— GIVEN RECORDS —
────────────────────
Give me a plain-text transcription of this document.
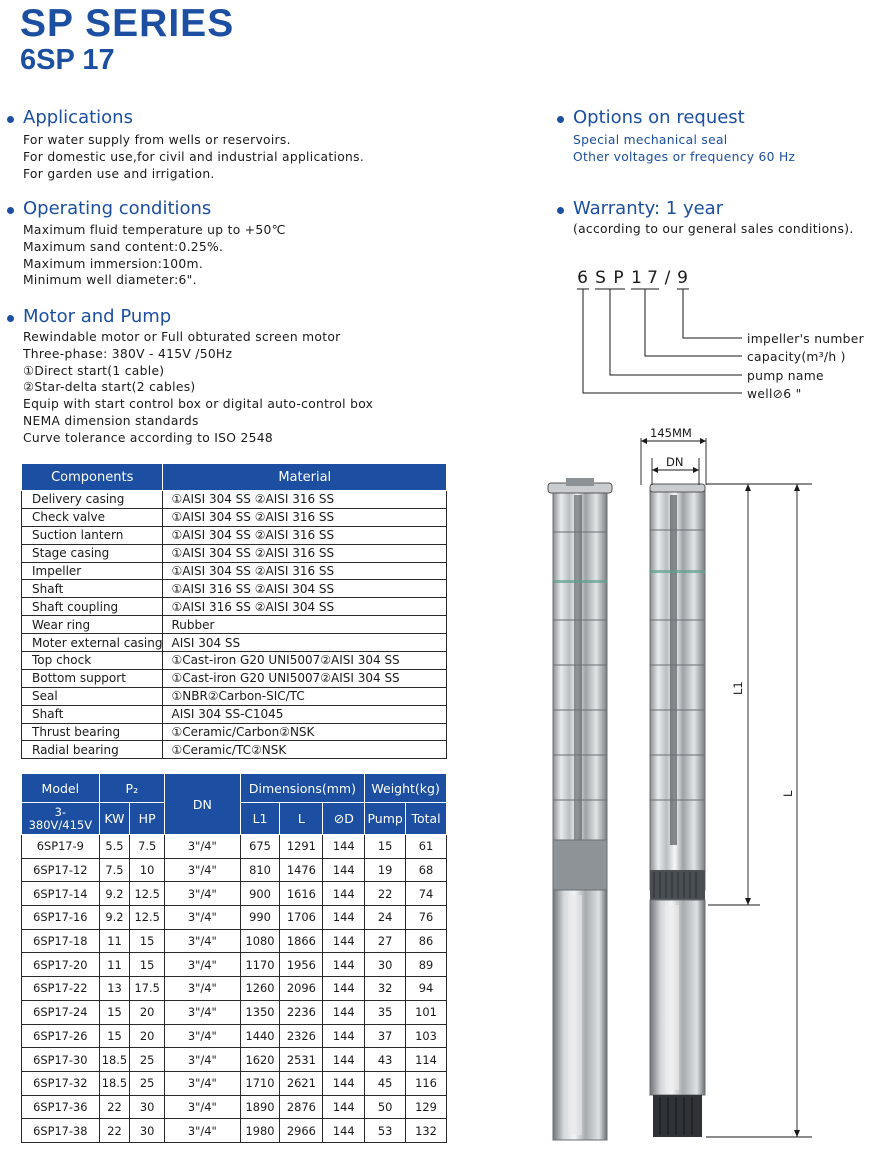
SP SERIES
6SP 17
Applications
For water supply from wells or reservoirs.
For domestic use,for civil and industrial applications.
For garden use and irrigation.
Operating conditions
Maximum fluid temperature up to +50℃
Maximum sand content:0.25%.
Maximum immersion:100m.
Minimum well diameter:6".
Motor and Pump
Rewindable motor or Full obturated screen motor
Three-phase: 380V - 415V /50Hz
①Direct start(1 cable)
②Star-delta start(2 cables)
Equip with start control box or digital auto-control box
NEMA dimension standards
Curve tolerance according to ISO 2548
Options on request
Special mechanical seal
Other voltages or frequency 60 Hz
Warranty: 1 year
(according to our general sales conditions).
6 S P 1 7 / 9
impeller's number
capacity(m³/h )
pump name
well⊘6 "
Components	Material
Delivery casing	①AISI 304 SS ②AISI 316 SS
Check valve	①AISI 304 SS ②AISI 316 SS
Suction lantern	①AISI 304 SS ②AISI 316 SS
Stage casing	①AISI 304 SS ②AISI 316 SS
Impeller	①AISI 304 SS ②AISI 316 SS
Shaft	①AISI 316 SS ②AISI 304 SS
Shaft coupling	①AISI 316 SS ②AISI 304 SS
Wear ring	Rubber
Moter external casing	AISI 304 SS
Top chock	①Cast-iron G20 UNI5007②AISI 304 SS
Bottom support	①Cast-iron G20 UNI5007②AISI 304 SS
Seal	①NBR②Carbon-SIC/TC
Shaft	AISI 304 SS-C1045
Thrust bearing	①Ceramic/Carbon②NSK
Radial bearing	①Ceramic/TC②NSK
Model	P₂		DN	Dimensions(mm)			Weight(kg)	
3-
380V/415V	KW	HP		L1	L	⊘D	Pump	Total
6SP17-9	5.5	7.5	3"/4"	675	1291	144	15	61
6SP17-12	7.5	10	3"/4"	810	1476	144	19	68
6SP17-14	9.2	12.5	3"/4"	900	1616	144	22	74
6SP17-16	9.2	12.5	3"/4"	990	1706	144	24	76
6SP17-18	11	15	3"/4"	1080	1866	144	27	86
6SP17-20	11	15	3"/4"	1170	1956	144	30	89
6SP17-22	13	17.5	3"/4"	1260	2096	144	32	94
6SP17-24	15	20	3"/4"	1350	2236	144	35	101
6SP17-26	15	20	3"/4"	1440	2326	144	37	103
6SP17-30	18.5	25	3"/4"	1620	2531	144	43	114
6SP17-32	18.5	25	3"/4"	1710	2621	144	45	116
6SP17-36	22	30	3"/4"	1890	2876	144	50	129
6SP17-38	22	30	3"/4"	1980	2966	144	53	132
145MM
DN
L1
L
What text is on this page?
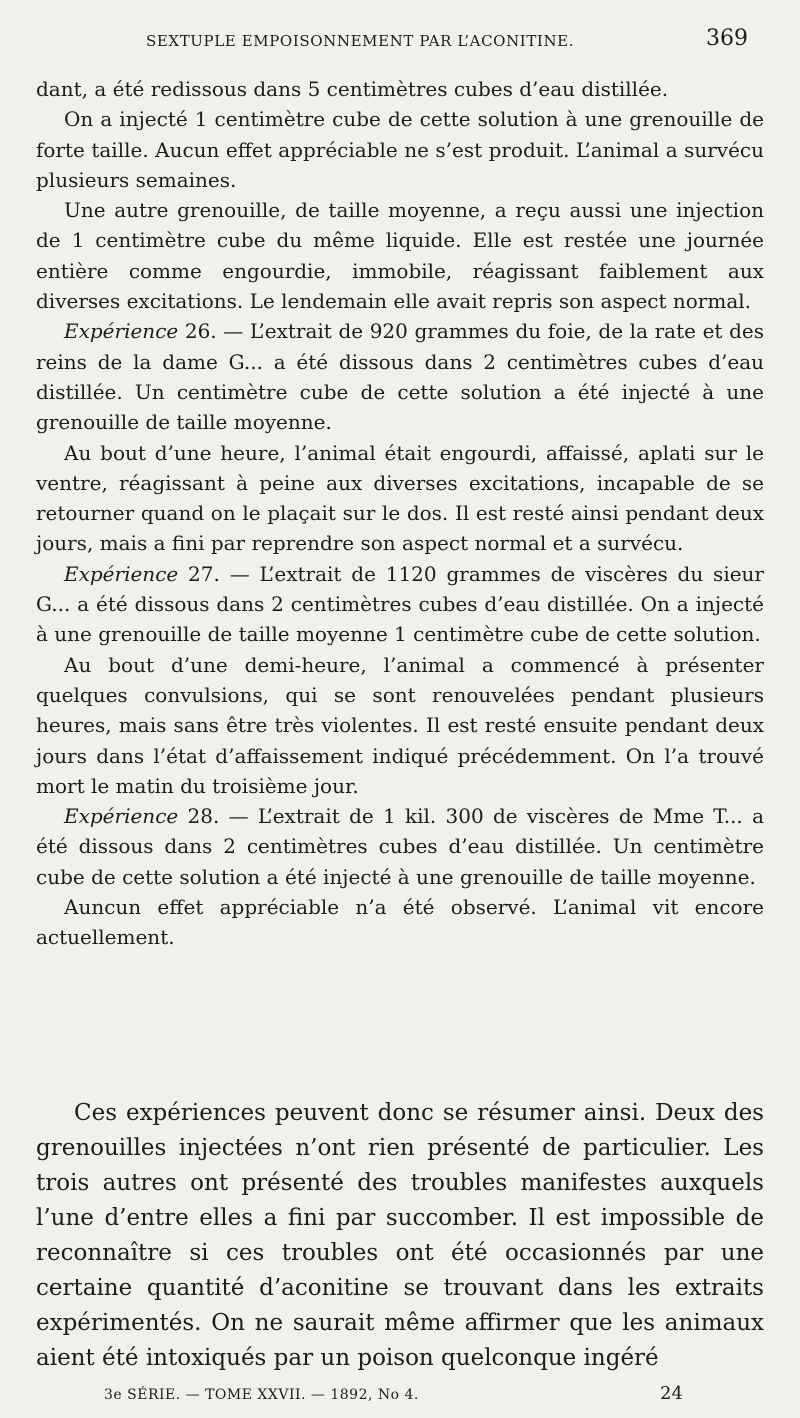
SEXTUPLE EMPOISONNEMENT PAR L’ACONITINE.	369

dant, a été redissous dans 5 centimètres cubes d’eau distillée.

On a injecté 1 centimètre cube de cette solution à une grenouille de forte taille. Aucun effet appréciable ne s’est produit. L’animal a survécu plusieurs semaines.

Une autre grenouille, de taille moyenne, a reçu aussi une injection de 1 centimètre cube du même liquide. Elle est restée une journée entière comme engourdie, immobile, réagissant faiblement aux diverses excitations. Le lendemain elle avait repris son aspect normal.

Expérience 26. — L’extrait de 920 grammes du foie, de la rate et des reins de la dame G... a été dissous dans 2 centimètres cubes d’eau distillée. Un centimètre cube de cette solution a été injecté à une grenouille de taille moyenne.

Au bout d’une heure, l’animal était engourdi, affaissé, aplati sur le ventre, réagissant à peine aux diverses excitations, incapable de se retourner quand on le plaçait sur le dos. Il est resté ainsi pendant deux jours, mais a fini par reprendre son aspect normal et a survécu.

Expérience 27. — L’extrait de 1120 grammes de viscères du sieur G... a été dissous dans 2 centimètres cubes d’eau distillée. On a injecté à une grenouille de taille moyenne 1 centimètre cube de cette solution.

Au bout d’une demi-heure, l’animal a commencé à présenter quelques convulsions, qui se sont renouvelées pendant plusieurs heures, mais sans être très violentes. Il est resté ensuite pendant deux jours dans l’état d’affaissement indiqué précédemment. On l’a trouvé mort le matin du troisième jour.

Expérience 28. — L’extrait de 1 kil. 300 de viscères de Mme T... a été dissous dans 2 centimètres cubes d’eau distillée. Un centimètre cube de cette solution a été injecté à une grenouille de taille moyenne.

Auncun effet appréciable n’a été observé. L’animal vit encore actuellement.

Ces expériences peuvent donc se résumer ainsi. Deux des grenouilles injectées n’ont rien présenté de particulier. Les trois autres ont présenté des troubles manifestes auxquels l’une d’entre elles a fini par succomber. Il est impossible de reconnaître si ces troubles ont été occasionnés par une certaine quantité d’aconitine se trouvant dans les extraits expérimentés. On ne saurait même affirmer que les animaux aient été intoxiqués par un poison quelconque ingéré

3e SÉRIE. — TOME XXVII. — 1892, No 4.	24
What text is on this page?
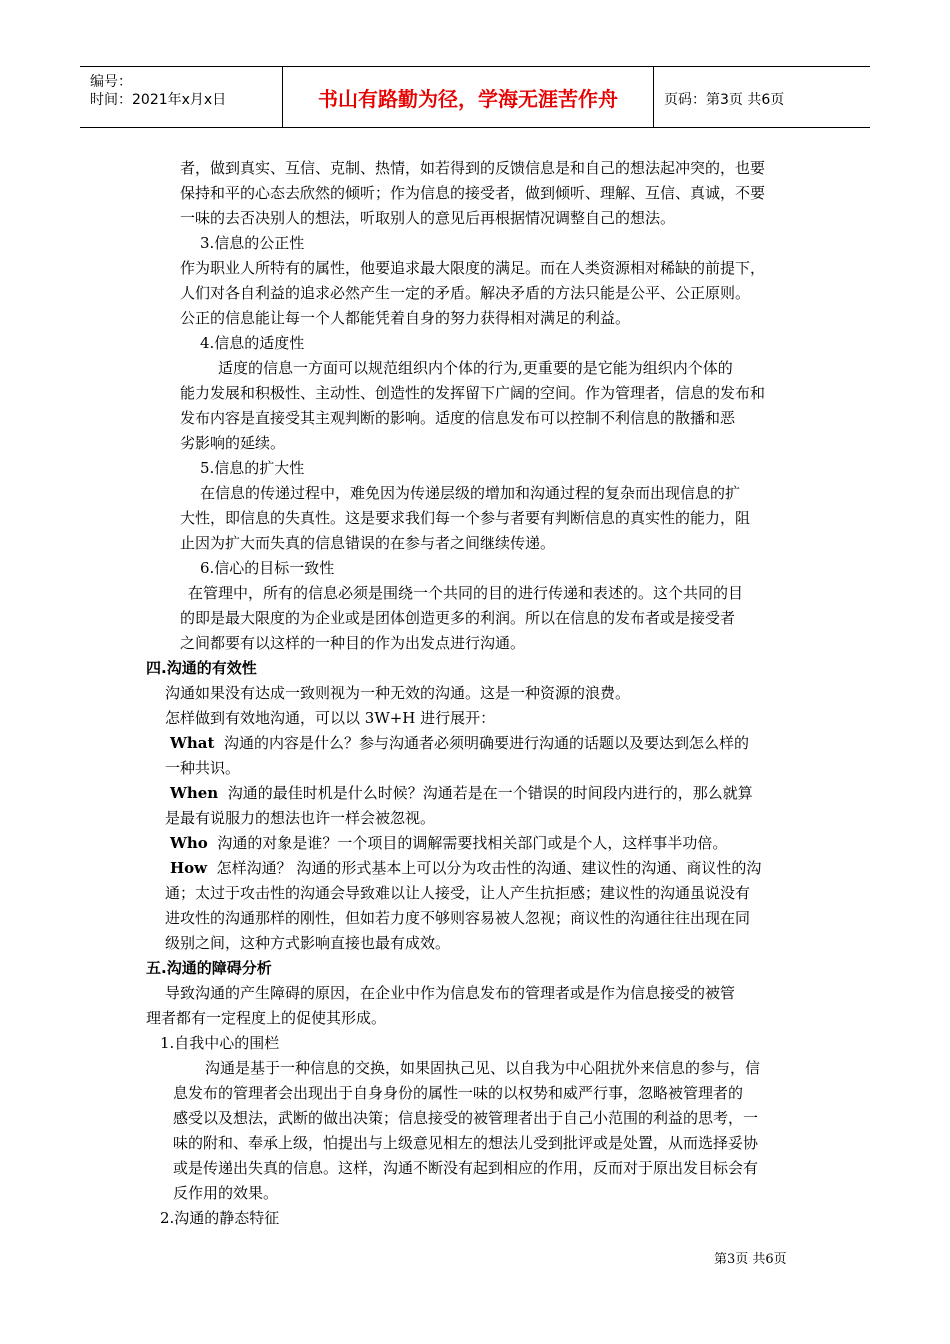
编号：
时间：2021年x月x日	书山有路勤为径，学海无涯苦作舟	页码：第3页 共6页
者，做到真实、互信、克制、热情，如若得到的反馈信息是和自己的想法起冲突的，也要
保持和平的心态去欣然的倾听；作为信息的接受者，做到倾听、理解、互信、真诚，不要
一味的去否决别人的想法，听取别人的意见后再根据情况调整自己的想法。
3.信息的公正性
作为职业人所特有的属性，他要追求最大限度的满足。而在人类资源相对稀缺的前提下，
人们对各自利益的追求必然产生一定的矛盾。解决矛盾的方法只能是公平、公正原则。
公正的信息能让每一个人都能凭着自身的努力获得相对满足的利益。
4.信息的适度性
适度的信息一方面可以规范组织内个体的行为,更重要的是它能为组织内个体的
能力发展和积极性、主动性、创造性的发挥留下广阔的空间。作为管理者，信息的发布和
发布内容是直接受其主观判断的影响。适度的信息发布可以控制不利信息的散播和恶
劣影响的延续。
5.信息的扩大性
在信息的传递过程中，难免因为传递层级的增加和沟通过程的复杂而出现信息的扩
大性，即信息的失真性。这是要求我们每一个参与者要有判断信息的真实性的能力，阻
止因为扩大而失真的信息错误的在参与者之间继续传递。
6.信心的目标一致性
在管理中，所有的信息必须是围绕一个共同的目的进行传递和表述的。这个共同的目
的即是最大限度的为企业或是团体创造更多的利润。所以在信息的发布者或是接受者
之间都要有以这样的一种目的作为出发点进行沟通。
四.沟通的有效性
沟通如果没有达成一致则视为一种无效的沟通。这是一种资源的浪费。
怎样做到有效地沟通，可以以 3W+H 进行展开：
What 沟通的内容是什么？参与沟通者必须明确要进行沟通的话题以及要达到怎么样的
一种共识。
When 沟通的最佳时机是什么时候？沟通若是在一个错误的时间段内进行的，那么就算
是最有说服力的想法也许一样会被忽视。
Who 沟通的对象是谁？一个项目的调解需要找相关部门或是个人，这样事半功倍。
How 怎样沟通？ 沟通的形式基本上可以分为攻击性的沟通、建议性的沟通、商议性的沟
通；太过于攻击性的沟通会导致难以让人接受，让人产生抗拒感；建议性的沟通虽说没有
进攻性的沟通那样的刚性，但如若力度不够则容易被人忽视；商议性的沟通往往出现在同
级别之间，这种方式影响直接也最有成效。
五.沟通的障碍分析
导致沟通的产生障碍的原因，在企业中作为信息发布的管理者或是作为信息接受的被管
理者都有一定程度上的促使其形成。
1.自我中心的围栏
沟通是基于一种信息的交换，如果固执己见、以自我为中心阻扰外来信息的参与，信
息发布的管理者会出现出于自身身份的属性一味的以权势和威严行事，忽略被管理者的
感受以及想法，武断的做出决策；信息接受的被管理者出于自己小范围的利益的思考，一
味的附和、奉承上级，怕提出与上级意见相左的想法儿受到批评或是处置，从而选择妥协
或是传递出失真的信息。这样，沟通不断没有起到相应的作用，反而对于原出发目标会有
反作用的效果。
2.沟通的静态特征
第3页 共6页
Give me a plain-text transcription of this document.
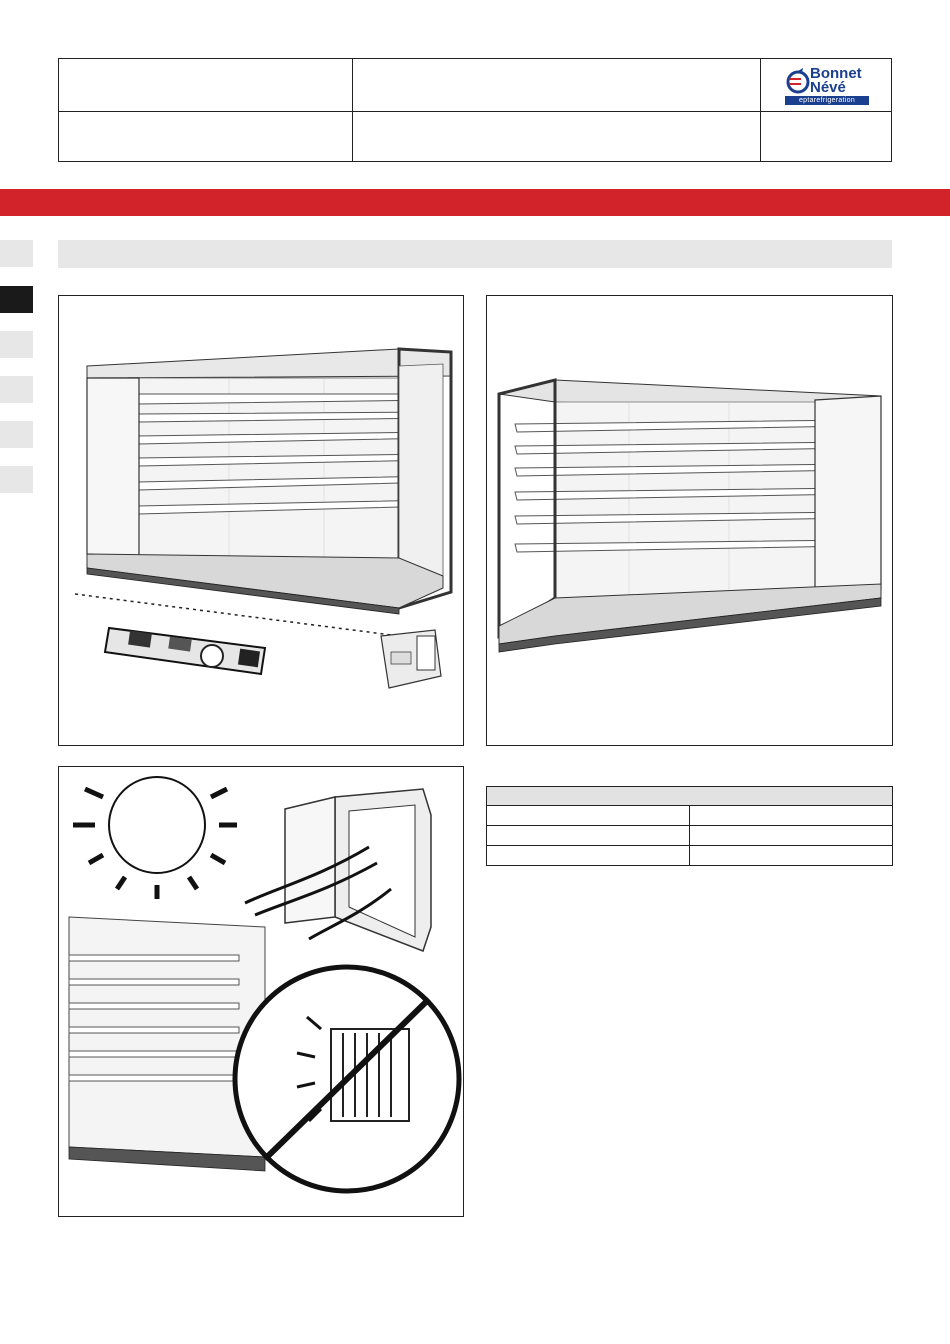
Bonnet
Névé
eptarefrigeration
────────────────────
— TO BE DONE —
Copy out each line of the data where the string "effet" appears.

— RESULT OF THIS TASK —
On a injecté 1 centimètre cube de cette solution à une grenouille de forte taille. Aucun effet appréciable ne s’est produit. L’animal a survécu plusieurs semaines.
Auncun effet appréciable n’a été observé. L’animal vit encore actuellement.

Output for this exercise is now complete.